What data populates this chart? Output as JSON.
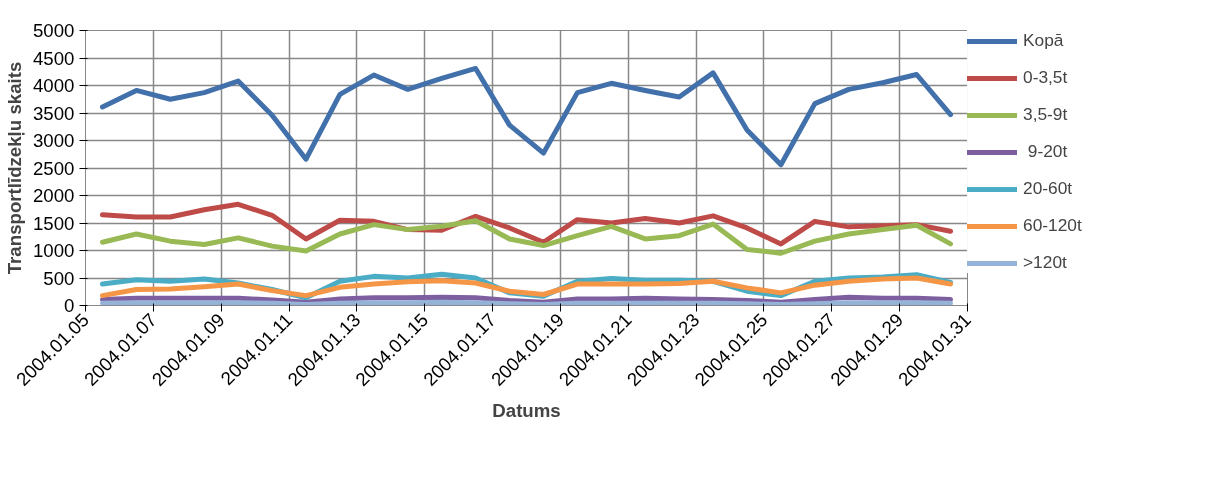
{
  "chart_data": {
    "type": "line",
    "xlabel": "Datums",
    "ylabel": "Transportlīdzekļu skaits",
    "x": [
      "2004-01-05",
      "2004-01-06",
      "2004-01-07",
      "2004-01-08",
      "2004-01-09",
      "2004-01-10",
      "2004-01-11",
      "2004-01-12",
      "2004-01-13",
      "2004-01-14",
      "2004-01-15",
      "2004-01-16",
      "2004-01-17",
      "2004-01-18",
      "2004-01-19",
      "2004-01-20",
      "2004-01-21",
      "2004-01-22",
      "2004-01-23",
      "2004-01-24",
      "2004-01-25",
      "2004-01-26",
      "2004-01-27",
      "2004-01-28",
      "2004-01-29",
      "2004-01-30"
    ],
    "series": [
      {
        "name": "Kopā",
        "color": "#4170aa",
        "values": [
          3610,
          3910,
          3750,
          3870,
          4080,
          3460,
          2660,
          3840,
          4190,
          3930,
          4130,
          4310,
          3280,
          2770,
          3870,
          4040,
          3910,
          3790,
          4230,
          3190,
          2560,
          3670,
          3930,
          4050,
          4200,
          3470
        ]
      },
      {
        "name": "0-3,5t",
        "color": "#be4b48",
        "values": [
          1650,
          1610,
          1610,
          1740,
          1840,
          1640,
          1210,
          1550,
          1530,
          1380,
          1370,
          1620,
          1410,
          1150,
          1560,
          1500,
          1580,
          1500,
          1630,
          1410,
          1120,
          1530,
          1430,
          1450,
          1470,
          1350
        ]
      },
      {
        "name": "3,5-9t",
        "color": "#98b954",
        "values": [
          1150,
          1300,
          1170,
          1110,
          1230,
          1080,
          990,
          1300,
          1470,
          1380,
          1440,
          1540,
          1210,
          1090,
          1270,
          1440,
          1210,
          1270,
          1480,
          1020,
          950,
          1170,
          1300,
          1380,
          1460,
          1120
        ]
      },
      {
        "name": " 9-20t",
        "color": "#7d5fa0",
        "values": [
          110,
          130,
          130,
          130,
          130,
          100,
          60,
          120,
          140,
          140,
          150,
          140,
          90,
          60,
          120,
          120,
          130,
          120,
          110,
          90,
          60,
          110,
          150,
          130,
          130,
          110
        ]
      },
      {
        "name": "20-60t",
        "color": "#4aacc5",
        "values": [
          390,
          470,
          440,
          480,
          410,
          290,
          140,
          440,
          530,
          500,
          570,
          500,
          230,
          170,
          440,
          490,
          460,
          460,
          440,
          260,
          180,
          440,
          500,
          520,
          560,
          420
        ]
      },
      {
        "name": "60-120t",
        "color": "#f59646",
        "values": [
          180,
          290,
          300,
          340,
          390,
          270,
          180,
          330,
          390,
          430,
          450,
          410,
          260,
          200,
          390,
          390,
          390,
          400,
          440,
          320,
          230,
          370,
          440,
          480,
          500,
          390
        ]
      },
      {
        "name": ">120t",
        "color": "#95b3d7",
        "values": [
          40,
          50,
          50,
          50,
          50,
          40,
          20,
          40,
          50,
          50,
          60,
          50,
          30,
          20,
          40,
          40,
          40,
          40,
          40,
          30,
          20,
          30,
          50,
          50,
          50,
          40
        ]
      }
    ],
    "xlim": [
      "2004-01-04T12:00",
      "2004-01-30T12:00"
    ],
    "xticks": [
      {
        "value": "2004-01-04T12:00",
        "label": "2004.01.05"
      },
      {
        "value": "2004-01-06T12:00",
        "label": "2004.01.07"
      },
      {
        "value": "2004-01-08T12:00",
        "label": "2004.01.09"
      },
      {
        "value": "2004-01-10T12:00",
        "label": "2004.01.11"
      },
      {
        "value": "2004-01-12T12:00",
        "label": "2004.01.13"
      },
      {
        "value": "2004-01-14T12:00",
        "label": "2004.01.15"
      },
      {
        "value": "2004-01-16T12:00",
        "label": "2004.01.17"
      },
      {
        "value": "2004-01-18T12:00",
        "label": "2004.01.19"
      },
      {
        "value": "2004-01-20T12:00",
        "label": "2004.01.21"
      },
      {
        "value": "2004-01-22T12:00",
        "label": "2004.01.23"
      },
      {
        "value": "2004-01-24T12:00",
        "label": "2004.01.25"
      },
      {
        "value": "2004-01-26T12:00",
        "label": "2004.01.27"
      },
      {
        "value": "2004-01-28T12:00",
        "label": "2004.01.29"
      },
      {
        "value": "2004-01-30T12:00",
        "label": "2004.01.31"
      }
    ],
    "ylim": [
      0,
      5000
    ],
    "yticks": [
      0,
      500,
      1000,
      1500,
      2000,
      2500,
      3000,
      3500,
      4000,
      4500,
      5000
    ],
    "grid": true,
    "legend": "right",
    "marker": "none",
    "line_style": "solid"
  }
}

===============

*Short problem*. Extract every line that has the string "color" in it.

*Result of this exercise*.
        "color": "#4170aa",
        "color": "#be4b48",
        "color": "#98b954",
        "color": "#7d5fa0",
        "color": "#4aacc5",
        "color": "#f59646",
        "color": "#95b3d7",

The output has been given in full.